§ Objective
Tally the lines of the data that include the word "refresh" and state the total, nothing else.

Records from a data source
● ● ● ● ● ● ●
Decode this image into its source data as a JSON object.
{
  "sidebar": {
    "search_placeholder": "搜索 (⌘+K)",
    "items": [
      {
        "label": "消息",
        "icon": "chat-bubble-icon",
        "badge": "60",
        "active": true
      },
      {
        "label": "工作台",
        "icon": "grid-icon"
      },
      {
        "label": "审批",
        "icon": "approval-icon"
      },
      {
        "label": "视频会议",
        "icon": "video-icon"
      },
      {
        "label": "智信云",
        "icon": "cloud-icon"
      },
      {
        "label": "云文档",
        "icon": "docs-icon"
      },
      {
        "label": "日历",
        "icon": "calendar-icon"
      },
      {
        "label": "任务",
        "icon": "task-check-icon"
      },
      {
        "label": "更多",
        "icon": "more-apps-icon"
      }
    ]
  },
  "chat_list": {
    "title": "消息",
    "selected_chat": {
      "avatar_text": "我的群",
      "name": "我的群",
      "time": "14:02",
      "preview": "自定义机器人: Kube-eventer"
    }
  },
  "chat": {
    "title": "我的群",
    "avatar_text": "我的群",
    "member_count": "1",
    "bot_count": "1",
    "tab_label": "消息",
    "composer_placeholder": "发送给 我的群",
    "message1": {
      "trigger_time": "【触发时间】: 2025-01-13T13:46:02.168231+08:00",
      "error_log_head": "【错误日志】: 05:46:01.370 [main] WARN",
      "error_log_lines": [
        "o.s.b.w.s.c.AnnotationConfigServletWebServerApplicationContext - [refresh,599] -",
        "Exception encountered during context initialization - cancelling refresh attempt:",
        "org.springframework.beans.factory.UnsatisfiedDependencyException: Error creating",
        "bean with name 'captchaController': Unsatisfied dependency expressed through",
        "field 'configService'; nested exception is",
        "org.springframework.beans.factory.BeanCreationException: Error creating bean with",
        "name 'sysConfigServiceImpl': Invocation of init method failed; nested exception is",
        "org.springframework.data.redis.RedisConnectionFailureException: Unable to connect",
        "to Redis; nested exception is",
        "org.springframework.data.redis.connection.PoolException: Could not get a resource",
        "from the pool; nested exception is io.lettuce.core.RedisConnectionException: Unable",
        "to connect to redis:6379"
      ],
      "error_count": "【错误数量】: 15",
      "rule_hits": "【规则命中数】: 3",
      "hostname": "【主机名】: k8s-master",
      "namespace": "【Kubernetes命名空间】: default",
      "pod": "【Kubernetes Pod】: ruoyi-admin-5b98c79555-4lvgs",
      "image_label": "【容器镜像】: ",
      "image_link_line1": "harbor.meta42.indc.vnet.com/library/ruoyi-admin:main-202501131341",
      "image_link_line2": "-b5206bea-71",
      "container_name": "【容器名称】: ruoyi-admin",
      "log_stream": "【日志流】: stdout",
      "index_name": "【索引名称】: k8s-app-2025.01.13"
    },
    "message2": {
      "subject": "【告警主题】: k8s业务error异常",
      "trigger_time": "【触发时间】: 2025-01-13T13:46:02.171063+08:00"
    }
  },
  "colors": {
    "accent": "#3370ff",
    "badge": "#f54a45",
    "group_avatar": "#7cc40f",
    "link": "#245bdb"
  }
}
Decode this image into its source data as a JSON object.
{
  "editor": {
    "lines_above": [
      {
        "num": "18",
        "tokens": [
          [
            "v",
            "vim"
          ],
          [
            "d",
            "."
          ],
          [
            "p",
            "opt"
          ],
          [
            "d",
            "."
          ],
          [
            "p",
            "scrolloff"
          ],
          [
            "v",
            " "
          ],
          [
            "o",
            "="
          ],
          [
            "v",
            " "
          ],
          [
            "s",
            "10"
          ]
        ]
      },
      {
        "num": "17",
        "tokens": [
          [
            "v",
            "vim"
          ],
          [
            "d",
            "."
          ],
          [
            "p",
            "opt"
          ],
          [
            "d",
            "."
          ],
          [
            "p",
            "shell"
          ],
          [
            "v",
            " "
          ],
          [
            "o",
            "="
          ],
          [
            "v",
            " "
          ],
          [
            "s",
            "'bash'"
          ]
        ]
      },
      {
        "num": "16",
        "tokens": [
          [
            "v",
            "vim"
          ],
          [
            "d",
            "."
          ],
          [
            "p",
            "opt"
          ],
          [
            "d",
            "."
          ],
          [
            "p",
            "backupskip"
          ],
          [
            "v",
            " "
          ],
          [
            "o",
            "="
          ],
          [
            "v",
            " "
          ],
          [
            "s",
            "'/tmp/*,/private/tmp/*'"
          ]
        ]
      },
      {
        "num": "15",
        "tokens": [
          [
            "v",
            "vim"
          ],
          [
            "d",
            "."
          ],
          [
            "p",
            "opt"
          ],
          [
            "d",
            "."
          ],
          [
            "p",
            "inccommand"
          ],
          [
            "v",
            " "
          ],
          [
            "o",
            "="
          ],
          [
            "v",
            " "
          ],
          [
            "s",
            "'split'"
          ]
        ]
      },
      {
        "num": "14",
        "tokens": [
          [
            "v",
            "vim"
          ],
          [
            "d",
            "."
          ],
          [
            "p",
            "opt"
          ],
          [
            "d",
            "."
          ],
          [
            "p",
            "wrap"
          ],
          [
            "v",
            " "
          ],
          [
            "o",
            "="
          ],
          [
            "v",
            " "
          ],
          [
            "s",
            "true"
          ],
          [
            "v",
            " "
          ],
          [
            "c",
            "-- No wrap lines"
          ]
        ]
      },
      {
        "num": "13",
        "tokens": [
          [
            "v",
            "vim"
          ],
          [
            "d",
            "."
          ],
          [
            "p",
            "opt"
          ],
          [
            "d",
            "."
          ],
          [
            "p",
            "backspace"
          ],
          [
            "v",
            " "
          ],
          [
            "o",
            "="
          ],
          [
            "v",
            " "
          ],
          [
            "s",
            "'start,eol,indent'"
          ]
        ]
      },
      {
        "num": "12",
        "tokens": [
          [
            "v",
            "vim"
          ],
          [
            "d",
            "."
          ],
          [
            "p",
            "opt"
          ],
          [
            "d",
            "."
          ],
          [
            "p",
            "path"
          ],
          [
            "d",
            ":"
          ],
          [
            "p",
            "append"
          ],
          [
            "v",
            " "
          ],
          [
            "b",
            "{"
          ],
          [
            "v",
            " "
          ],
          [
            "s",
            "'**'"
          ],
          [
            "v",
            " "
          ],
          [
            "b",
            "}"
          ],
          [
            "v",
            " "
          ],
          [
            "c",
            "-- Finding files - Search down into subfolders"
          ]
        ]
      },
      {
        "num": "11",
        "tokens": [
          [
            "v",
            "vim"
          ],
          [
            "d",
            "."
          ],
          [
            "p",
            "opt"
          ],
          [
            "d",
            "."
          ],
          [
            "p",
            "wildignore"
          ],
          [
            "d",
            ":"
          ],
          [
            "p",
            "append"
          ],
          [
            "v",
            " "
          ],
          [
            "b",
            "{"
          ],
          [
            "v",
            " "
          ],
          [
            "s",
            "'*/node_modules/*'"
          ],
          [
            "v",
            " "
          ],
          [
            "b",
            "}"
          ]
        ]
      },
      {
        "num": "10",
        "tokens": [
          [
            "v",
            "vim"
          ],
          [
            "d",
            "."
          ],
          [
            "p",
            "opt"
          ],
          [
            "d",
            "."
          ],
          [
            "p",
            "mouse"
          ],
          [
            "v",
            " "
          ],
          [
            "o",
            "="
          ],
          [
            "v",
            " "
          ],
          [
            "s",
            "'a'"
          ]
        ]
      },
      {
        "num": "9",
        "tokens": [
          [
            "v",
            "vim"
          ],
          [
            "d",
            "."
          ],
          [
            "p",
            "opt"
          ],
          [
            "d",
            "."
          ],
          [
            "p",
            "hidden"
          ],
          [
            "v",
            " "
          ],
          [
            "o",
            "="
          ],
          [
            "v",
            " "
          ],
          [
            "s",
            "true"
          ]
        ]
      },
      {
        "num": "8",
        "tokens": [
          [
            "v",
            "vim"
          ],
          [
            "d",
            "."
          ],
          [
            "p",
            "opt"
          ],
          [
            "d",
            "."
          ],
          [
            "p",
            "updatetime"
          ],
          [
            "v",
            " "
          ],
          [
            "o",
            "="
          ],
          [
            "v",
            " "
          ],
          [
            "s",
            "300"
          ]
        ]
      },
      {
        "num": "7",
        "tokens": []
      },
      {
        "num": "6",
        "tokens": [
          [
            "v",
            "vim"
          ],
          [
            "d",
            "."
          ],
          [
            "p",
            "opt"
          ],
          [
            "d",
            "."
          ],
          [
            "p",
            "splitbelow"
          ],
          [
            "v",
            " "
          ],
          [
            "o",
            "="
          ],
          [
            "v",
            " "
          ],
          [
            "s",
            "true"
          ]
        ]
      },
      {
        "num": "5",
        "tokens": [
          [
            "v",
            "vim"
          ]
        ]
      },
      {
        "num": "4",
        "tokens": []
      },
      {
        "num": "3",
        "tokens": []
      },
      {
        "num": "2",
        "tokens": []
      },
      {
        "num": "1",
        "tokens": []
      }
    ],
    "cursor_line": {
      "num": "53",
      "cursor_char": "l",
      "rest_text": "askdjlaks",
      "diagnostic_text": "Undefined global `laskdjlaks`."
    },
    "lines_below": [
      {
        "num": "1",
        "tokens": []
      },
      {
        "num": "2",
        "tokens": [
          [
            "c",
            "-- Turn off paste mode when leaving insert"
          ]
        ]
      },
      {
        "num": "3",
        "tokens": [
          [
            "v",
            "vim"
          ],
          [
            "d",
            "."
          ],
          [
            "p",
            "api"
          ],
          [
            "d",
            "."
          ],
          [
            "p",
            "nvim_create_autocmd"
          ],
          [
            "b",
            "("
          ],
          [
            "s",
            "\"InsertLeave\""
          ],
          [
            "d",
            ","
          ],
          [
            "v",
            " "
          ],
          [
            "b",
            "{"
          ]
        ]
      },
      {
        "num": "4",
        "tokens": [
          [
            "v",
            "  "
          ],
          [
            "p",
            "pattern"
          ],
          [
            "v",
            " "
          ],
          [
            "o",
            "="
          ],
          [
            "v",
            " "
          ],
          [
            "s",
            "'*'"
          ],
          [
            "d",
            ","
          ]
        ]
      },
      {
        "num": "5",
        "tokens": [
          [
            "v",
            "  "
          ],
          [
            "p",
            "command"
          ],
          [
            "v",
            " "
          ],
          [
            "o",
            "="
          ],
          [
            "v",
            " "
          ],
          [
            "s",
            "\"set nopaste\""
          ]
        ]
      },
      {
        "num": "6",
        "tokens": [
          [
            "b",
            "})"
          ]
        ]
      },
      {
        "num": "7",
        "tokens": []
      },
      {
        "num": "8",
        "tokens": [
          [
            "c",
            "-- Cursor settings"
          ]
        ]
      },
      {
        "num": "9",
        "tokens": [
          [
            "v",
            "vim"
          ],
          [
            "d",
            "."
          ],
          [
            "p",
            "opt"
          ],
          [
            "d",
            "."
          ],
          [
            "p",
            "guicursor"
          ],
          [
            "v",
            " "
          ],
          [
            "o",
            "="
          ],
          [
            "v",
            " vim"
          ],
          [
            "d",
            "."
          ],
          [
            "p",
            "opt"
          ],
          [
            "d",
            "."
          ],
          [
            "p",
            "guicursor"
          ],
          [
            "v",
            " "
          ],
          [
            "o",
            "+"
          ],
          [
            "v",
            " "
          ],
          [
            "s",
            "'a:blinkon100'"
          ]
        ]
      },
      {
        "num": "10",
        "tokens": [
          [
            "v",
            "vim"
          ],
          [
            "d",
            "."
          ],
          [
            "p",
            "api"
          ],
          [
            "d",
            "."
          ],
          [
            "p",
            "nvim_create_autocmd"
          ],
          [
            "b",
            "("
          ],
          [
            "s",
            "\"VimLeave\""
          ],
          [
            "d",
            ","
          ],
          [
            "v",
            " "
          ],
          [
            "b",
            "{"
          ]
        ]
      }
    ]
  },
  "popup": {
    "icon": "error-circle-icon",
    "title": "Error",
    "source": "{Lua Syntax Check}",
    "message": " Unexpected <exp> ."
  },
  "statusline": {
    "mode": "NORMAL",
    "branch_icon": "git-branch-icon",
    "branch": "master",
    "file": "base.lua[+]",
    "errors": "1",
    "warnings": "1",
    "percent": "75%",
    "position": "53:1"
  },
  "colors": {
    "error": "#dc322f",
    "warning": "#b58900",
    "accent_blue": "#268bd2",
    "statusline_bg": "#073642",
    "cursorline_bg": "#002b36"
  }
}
● ● ● ● ● ● ●
§ Solution for this problem
2